EXTRACTED DATA:
— begin —

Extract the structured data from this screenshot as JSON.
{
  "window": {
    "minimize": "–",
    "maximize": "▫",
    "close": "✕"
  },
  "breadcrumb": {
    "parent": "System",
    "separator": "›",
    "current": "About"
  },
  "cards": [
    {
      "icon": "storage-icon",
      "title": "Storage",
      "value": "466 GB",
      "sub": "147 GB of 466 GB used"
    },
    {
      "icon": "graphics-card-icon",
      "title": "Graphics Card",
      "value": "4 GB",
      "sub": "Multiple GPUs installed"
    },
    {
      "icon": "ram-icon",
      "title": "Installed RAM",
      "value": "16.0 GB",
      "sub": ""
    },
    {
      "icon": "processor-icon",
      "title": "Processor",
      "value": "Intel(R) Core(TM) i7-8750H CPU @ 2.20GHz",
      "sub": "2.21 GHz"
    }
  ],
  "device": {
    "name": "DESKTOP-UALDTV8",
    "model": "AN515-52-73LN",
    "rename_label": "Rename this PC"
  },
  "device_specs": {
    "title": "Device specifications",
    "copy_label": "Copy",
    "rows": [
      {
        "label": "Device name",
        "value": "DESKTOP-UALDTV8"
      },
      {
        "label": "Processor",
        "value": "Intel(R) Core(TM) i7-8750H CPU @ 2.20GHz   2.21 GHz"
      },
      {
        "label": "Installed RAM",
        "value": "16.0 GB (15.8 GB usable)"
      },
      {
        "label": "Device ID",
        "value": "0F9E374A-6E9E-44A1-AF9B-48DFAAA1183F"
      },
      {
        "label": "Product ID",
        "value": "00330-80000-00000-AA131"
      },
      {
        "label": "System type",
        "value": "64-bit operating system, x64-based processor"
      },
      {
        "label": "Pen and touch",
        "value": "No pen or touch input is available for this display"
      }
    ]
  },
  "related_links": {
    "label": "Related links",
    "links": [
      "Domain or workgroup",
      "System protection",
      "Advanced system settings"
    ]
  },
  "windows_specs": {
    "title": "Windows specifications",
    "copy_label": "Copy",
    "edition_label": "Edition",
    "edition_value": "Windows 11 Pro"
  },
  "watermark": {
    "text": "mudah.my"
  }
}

— end —

Retype the data in full and match it exactly.

SOLUTION FOR THIS EXERCISE:
Extract the structured data from this screenshot as JSON.
{
  "window": {
    "minimize": "–",
    "maximize": "▫",
    "close": "✕"
  },
  "breadcrumb": {
    "parent": "System",
    "separator": "›",
    "current": "About"
  },
  "cards": [
    {
      "icon": "storage-icon",
      "title": "Storage",
      "value": "466 GB",
      "sub": "147 GB of 466 GB used"
    },
    {
      "icon": "graphics-card-icon",
      "title": "Graphics Card",
      "value": "4 GB",
      "sub": "Multiple GPUs installed"
    },
    {
      "icon": "ram-icon",
      "title": "Installed RAM",
      "value": "16.0 GB",
      "sub": ""
    },
    {
      "icon": "processor-icon",
      "title": "Processor",
      "value": "Intel(R) Core(TM) i7-8750H CPU @ 2.20GHz",
      "sub": "2.21 GHz"
    }
  ],
  "device": {
    "name": "DESKTOP-UALDTV8",
    "model": "AN515-52-73LN",
    "rename_label": "Rename this PC"
  },
  "device_specs": {
    "title": "Device specifications",
    "copy_label": "Copy",
    "rows": [
      {
        "label": "Device name",
        "value": "DESKTOP-UALDTV8"
      },
      {
        "label": "Processor",
        "value": "Intel(R) Core(TM) i7-8750H CPU @ 2.20GHz   2.21 GHz"
      },
      {
        "label": "Installed RAM",
        "value": "16.0 GB (15.8 GB usable)"
      },
      {
        "label": "Device ID",
        "value": "0F9E374A-6E9E-44A1-AF9B-48DFAAA1183F"
      },
      {
        "label": "Product ID",
        "value": "00330-80000-00000-AA131"
      },
      {
        "label": "System type",
        "value": "64-bit operating system, x64-based processor"
      },
      {
        "label": "Pen and touch",
        "value": "No pen or touch input is available for this display"
      }
    ]
  },
  "related_links": {
    "label": "Related links",
    "links": [
      "Domain or workgroup",
      "System protection",
      "Advanced system settings"
    ]
  },
  "windows_specs": {
    "title": "Windows specifications",
    "copy_label": "Copy",
    "edition_label": "Edition",
    "edition_value": "Windows 11 Pro"
  },
  "watermark": {
    "text": "mudah.my"
  }
}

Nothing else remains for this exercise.